— BEGIN RECORD EXTRACTS —
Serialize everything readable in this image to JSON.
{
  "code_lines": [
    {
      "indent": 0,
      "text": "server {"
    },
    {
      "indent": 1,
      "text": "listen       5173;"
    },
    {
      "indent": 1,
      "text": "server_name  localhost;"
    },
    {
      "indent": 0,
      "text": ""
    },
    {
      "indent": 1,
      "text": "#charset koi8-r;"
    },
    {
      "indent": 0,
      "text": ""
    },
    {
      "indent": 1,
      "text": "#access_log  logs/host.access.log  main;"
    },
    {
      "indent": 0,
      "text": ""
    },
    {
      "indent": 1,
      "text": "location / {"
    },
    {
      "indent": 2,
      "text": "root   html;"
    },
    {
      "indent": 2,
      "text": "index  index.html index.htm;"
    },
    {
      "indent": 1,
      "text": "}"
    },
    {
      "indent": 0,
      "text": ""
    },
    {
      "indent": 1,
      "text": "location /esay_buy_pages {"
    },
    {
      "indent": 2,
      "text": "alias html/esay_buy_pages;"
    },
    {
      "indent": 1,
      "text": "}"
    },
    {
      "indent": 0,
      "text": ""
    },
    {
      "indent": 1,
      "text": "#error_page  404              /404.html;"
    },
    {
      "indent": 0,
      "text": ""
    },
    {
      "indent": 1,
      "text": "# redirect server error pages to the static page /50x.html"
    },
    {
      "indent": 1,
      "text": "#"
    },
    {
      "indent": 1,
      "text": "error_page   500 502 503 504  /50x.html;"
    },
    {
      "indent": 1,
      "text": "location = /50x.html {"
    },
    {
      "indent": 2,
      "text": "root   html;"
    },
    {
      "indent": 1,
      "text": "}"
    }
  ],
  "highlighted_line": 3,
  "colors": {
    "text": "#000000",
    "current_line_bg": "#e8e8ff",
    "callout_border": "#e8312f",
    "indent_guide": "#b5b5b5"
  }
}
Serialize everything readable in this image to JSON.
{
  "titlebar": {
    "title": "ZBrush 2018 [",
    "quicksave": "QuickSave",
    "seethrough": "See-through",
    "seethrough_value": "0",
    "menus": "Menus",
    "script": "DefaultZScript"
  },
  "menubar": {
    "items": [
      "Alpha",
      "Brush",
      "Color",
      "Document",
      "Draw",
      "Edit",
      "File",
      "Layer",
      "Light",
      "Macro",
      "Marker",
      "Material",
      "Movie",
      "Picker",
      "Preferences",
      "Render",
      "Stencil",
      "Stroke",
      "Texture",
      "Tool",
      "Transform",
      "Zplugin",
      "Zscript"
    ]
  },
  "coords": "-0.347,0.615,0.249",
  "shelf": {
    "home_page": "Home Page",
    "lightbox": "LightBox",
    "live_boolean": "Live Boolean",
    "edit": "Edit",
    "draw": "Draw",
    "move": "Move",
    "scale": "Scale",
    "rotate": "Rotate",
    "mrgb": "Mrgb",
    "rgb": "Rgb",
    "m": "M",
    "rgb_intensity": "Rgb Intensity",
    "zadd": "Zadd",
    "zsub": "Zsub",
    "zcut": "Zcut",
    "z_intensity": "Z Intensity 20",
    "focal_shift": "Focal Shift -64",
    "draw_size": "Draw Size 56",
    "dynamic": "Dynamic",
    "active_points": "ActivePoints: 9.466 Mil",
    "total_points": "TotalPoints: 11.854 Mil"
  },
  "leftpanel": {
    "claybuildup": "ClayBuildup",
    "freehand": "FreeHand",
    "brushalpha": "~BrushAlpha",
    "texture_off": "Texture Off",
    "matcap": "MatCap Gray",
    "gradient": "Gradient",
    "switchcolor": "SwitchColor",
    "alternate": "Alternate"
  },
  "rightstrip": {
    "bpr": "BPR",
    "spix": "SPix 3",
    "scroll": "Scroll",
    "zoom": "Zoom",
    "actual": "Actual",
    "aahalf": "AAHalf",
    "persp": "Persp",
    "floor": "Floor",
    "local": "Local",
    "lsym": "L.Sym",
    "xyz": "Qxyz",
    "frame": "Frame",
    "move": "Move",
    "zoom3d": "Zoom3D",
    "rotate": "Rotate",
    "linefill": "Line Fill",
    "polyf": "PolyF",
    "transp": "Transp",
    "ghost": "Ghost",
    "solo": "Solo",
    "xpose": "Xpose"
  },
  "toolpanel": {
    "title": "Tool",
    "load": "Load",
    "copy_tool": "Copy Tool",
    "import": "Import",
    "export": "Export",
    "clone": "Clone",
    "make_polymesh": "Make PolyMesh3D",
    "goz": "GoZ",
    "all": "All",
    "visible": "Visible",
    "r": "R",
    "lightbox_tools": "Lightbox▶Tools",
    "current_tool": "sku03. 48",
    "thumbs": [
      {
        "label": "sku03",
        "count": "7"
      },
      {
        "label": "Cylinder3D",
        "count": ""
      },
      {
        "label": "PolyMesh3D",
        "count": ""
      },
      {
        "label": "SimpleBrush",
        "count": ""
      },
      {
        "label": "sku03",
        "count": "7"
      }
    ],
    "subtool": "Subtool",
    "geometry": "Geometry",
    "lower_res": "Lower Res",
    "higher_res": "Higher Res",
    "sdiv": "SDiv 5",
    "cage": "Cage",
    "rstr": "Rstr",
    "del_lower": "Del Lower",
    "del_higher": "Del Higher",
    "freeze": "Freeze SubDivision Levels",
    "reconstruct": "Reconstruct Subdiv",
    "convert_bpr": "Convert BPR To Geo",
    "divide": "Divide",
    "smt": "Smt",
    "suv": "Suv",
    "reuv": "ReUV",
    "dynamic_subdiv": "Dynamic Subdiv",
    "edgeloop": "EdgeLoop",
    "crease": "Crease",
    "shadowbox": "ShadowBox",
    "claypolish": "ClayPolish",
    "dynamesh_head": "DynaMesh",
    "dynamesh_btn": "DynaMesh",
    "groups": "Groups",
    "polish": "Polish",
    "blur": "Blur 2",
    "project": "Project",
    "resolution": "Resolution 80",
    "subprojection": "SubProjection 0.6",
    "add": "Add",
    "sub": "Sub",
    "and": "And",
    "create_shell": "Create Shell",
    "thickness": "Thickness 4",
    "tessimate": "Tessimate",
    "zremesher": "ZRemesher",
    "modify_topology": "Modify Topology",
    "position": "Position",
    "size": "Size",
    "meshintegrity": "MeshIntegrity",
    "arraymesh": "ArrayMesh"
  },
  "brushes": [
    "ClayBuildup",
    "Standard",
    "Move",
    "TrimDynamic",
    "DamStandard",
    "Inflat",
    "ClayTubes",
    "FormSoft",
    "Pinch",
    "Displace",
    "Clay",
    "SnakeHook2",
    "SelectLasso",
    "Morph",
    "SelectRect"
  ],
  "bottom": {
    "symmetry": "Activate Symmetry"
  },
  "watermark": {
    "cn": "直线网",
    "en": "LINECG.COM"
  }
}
— END RECORD EXTRACTS —
Take the material above and return all of it exactly.

- **SOLUTION TO THIS TASK**
Serialize everything readable in this image to JSON.
{
  "code_lines": [
    {
      "indent": 0,
      "text": "server {"
    },
    {
      "indent": 1,
      "text": "listen       5173;"
    },
    {
      "indent": 1,
      "text": "server_name  localhost;"
    },
    {
      "indent": 0,
      "text": ""
    },
    {
      "indent": 1,
      "text": "#charset koi8-r;"
    },
    {
      "indent": 0,
      "text": ""
    },
    {
      "indent": 1,
      "text": "#access_log  logs/host.access.log  main;"
    },
    {
      "indent": 0,
      "text": ""
    },
    {
      "indent": 1,
      "text": "location / {"
    },
    {
      "indent": 2,
      "text": "root   html;"
    },
    {
      "indent": 2,
      "text": "index  index.html index.htm;"
    },
    {
      "indent": 1,
      "text": "}"
    },
    {
      "indent": 0,
      "text": ""
    },
    {
      "indent": 1,
      "text": "location /esay_buy_pages {"
    },
    {
      "indent": 2,
      "text": "alias html/esay_buy_pages;"
    },
    {
      "indent": 1,
      "text": "}"
    },
    {
      "indent": 0,
      "text": ""
    },
    {
      "indent": 1,
      "text": "#error_page  404              /404.html;"
    },
    {
      "indent": 0,
      "text": ""
    },
    {
      "indent": 1,
      "text": "# redirect server error pages to the static page /50x.html"
    },
    {
      "indent": 1,
      "text": "#"
    },
    {
      "indent": 1,
      "text": "error_page   500 502 503 504  /50x.html;"
    },
    {
      "indent": 1,
      "text": "location = /50x.html {"
    },
    {
      "indent": 2,
      "text": "root   html;"
    },
    {
      "indent": 1,
      "text": "}"
    }
  ],
  "highlighted_line": 3,
  "colors": {
    "text": "#000000",
    "current_line_bg": "#e8e8ff",
    "callout_border": "#e8312f",
    "indent_guide": "#b5b5b5"
  }
}
Serialize everything readable in this image to JSON.
{
  "titlebar": {
    "title": "ZBrush 2018 [",
    "quicksave": "QuickSave",
    "seethrough": "See-through",
    "seethrough_value": "0",
    "menus": "Menus",
    "script": "DefaultZScript"
  },
  "menubar": {
    "items": [
      "Alpha",
      "Brush",
      "Color",
      "Document",
      "Draw",
      "Edit",
      "File",
      "Layer",
      "Light",
      "Macro",
      "Marker",
      "Material",
      "Movie",
      "Picker",
      "Preferences",
      "Render",
      "Stencil",
      "Stroke",
      "Texture",
      "Tool",
      "Transform",
      "Zplugin",
      "Zscript"
    ]
  },
  "coords": "-0.347,0.615,0.249",
  "shelf": {
    "home_page": "Home Page",
    "lightbox": "LightBox",
    "live_boolean": "Live Boolean",
    "edit": "Edit",
    "draw": "Draw",
    "move": "Move",
    "scale": "Scale",
    "rotate": "Rotate",
    "mrgb": "Mrgb",
    "rgb": "Rgb",
    "m": "M",
    "rgb_intensity": "Rgb Intensity",
    "zadd": "Zadd",
    "zsub": "Zsub",
    "zcut": "Zcut",
    "z_intensity": "Z Intensity 20",
    "focal_shift": "Focal Shift -64",
    "draw_size": "Draw Size 56",
    "dynamic": "Dynamic",
    "active_points": "ActivePoints: 9.466 Mil",
    "total_points": "TotalPoints: 11.854 Mil"
  },
  "leftpanel": {
    "claybuildup": "ClayBuildup",
    "freehand": "FreeHand",
    "brushalpha": "~BrushAlpha",
    "texture_off": "Texture Off",
    "matcap": "MatCap Gray",
    "gradient": "Gradient",
    "switchcolor": "SwitchColor",
    "alternate": "Alternate"
  },
  "rightstrip": {
    "bpr": "BPR",
    "spix": "SPix 3",
    "scroll": "Scroll",
    "zoom": "Zoom",
    "actual": "Actual",
    "aahalf": "AAHalf",
    "persp": "Persp",
    "floor": "Floor",
    "local": "Local",
    "lsym": "L.Sym",
    "xyz": "Qxyz",
    "frame": "Frame",
    "move": "Move",
    "zoom3d": "Zoom3D",
    "rotate": "Rotate",
    "linefill": "Line Fill",
    "polyf": "PolyF",
    "transp": "Transp",
    "ghost": "Ghost",
    "solo": "Solo",
    "xpose": "Xpose"
  },
  "toolpanel": {
    "title": "Tool",
    "load": "Load",
    "copy_tool": "Copy Tool",
    "import": "Import",
    "export": "Export",
    "clone": "Clone",
    "make_polymesh": "Make PolyMesh3D",
    "goz": "GoZ",
    "all": "All",
    "visible": "Visible",
    "r": "R",
    "lightbox_tools": "Lightbox▶Tools",
    "current_tool": "sku03. 48",
    "thumbs": [
      {
        "label": "sku03",
        "count": "7"
      },
      {
        "label": "Cylinder3D",
        "count": ""
      },
      {
        "label": "PolyMesh3D",
        "count": ""
      },
      {
        "label": "SimpleBrush",
        "count": ""
      },
      {
        "label": "sku03",
        "count": "7"
      }
    ],
    "subtool": "Subtool",
    "geometry": "Geometry",
    "lower_res": "Lower Res",
    "higher_res": "Higher Res",
    "sdiv": "SDiv 5",
    "cage": "Cage",
    "rstr": "Rstr",
    "del_lower": "Del Lower",
    "del_higher": "Del Higher",
    "freeze": "Freeze SubDivision Levels",
    "reconstruct": "Reconstruct Subdiv",
    "convert_bpr": "Convert BPR To Geo",
    "divide": "Divide",
    "smt": "Smt",
    "suv": "Suv",
    "reuv": "ReUV",
    "dynamic_subdiv": "Dynamic Subdiv",
    "edgeloop": "EdgeLoop",
    "crease": "Crease",
    "shadowbox": "ShadowBox",
    "claypolish": "ClayPolish",
    "dynamesh_head": "DynaMesh",
    "dynamesh_btn": "DynaMesh",
    "groups": "Groups",
    "polish": "Polish",
    "blur": "Blur 2",
    "project": "Project",
    "resolution": "Resolution 80",
    "subprojection": "SubProjection 0.6",
    "add": "Add",
    "sub": "Sub",
    "and": "And",
    "create_shell": "Create Shell",
    "thickness": "Thickness 4",
    "tessimate": "Tessimate",
    "zremesher": "ZRemesher",
    "modify_topology": "Modify Topology",
    "position": "Position",
    "size": "Size",
    "meshintegrity": "MeshIntegrity",
    "arraymesh": "ArrayMesh"
  },
  "brushes": [
    "ClayBuildup",
    "Standard",
    "Move",
    "TrimDynamic",
    "DamStandard",
    "Inflat",
    "ClayTubes",
    "FormSoft",
    "Pinch",
    "Displace",
    "Clay",
    "SnakeHook2",
    "SelectLasso",
    "Morph",
    "SelectRect"
  ],
  "bottom": {
    "symmetry": "Activate Symmetry"
  },
  "watermark": {
    "cn": "直线网",
    "en": "LINECG.COM"
  }
}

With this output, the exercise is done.